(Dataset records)
□ □ □ □ □
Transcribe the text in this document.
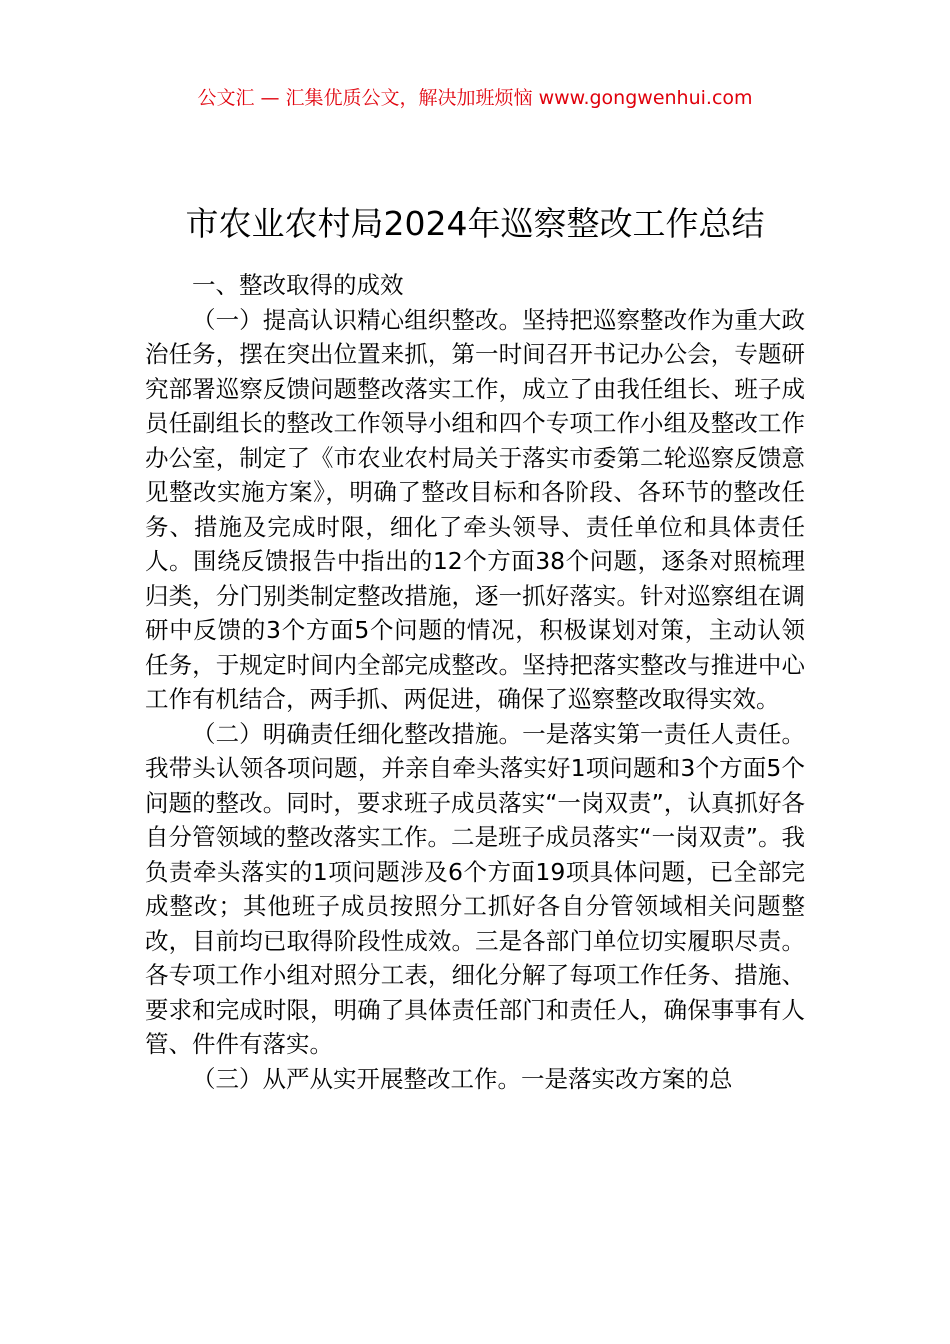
公文汇 — 汇集优质公文，解决加班烦恼 www.gongwenhui.com
市农业农村局2024年巡察整改工作总结

一、整改取得的成效

（一）提高认识精心组织整改。坚持把巡察整改作为重大政治任务，摆在突出位置来抓，第一时间召开书记办公会，专题研究部署巡察反馈问题整改落实工作，成立了由我任组长、班子成员任副组长的整改工作领导小组和四个专项工作小组及整改工作办公室，制定了《市农业农村局关于落实市委第二轮巡察反馈意见整改实施方案》，明确了整改目标和各阶段、各环节的整改任务、措施及完成时限，细化了牵头领导、责任单位和具体责任人。围绕反馈报告中指出的12个方面38个问题，逐条对照梳理归类，分门别类制定整改措施，逐一抓好落实。针对巡察组在调研中反馈的3个方面5个问题的情况，积极谋划对策，主动认领任务，于规定时间内全部完成整改。坚持把落实整改与推进中心工作有机结合，两手抓、两促进，确保了巡察整改取得实效。

（二）明确责任细化整改措施。一是落实第一责任人责任。我带头认领各项问题，并亲自牵头落实好1项问题和3个方面5个问题的整改。同时，要求班子成员落实“一岗双责”，认真抓好各自分管领域的整改落实工作。二是班子成员落实“一岗双责”。我负责牵头落实的1项问题涉及6个方面19项具体问题，已全部完成整改；其他班子成员按照分工抓好各自分管领域相关问题整改，目前均已取得阶段性成效。三是各部门单位切实履职尽责。各专项工作小组对照分工表，细化分解了每项工作任务、措施、要求和完成时限，明确了具体责任部门和责任人，确保事事有人管、件件有落实。

（三）从严从实开展整改工作。一是落实改方案的总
□ □ □ □ □
Work to do:
Copy all the lines of data exactly as they appear, dropping any images.

Result of this exercise:
Transcribe the text in this document.
公文汇 — 汇集优质公文，解决加班烦恼 www.gongwenhui.com
市农业农村局2024年巡察整改工作总结

一、整改取得的成效

（一）提高认识精心组织整改。坚持把巡察整改作为重大政治任务，摆在突出位置来抓，第一时间召开书记办公会，专题研究部署巡察反馈问题整改落实工作，成立了由我任组长、班子成员任副组长的整改工作领导小组和四个专项工作小组及整改工作办公室，制定了《市农业农村局关于落实市委第二轮巡察反馈意见整改实施方案》，明确了整改目标和各阶段、各环节的整改任务、措施及完成时限，细化了牵头领导、责任单位和具体责任人。围绕反馈报告中指出的12个方面38个问题，逐条对照梳理归类，分门别类制定整改措施，逐一抓好落实。针对巡察组在调研中反馈的3个方面5个问题的情况，积极谋划对策，主动认领任务，于规定时间内全部完成整改。坚持把落实整改与推进中心工作有机结合，两手抓、两促进，确保了巡察整改取得实效。

（二）明确责任细化整改措施。一是落实第一责任人责任。我带头认领各项问题，并亲自牵头落实好1项问题和3个方面5个问题的整改。同时，要求班子成员落实“一岗双责”，认真抓好各自分管领域的整改落实工作。二是班子成员落实“一岗双责”。我负责牵头落实的1项问题涉及6个方面19项具体问题，已全部完成整改；其他班子成员按照分工抓好各自分管领域相关问题整改，目前均已取得阶段性成效。三是各部门单位切实履职尽责。各专项工作小组对照分工表，细化分解了每项工作任务、措施、要求和完成时限，明确了具体责任部门和责任人，确保事事有人管、件件有落实。

（三）从严从实开展整改工作。一是落实改方案的总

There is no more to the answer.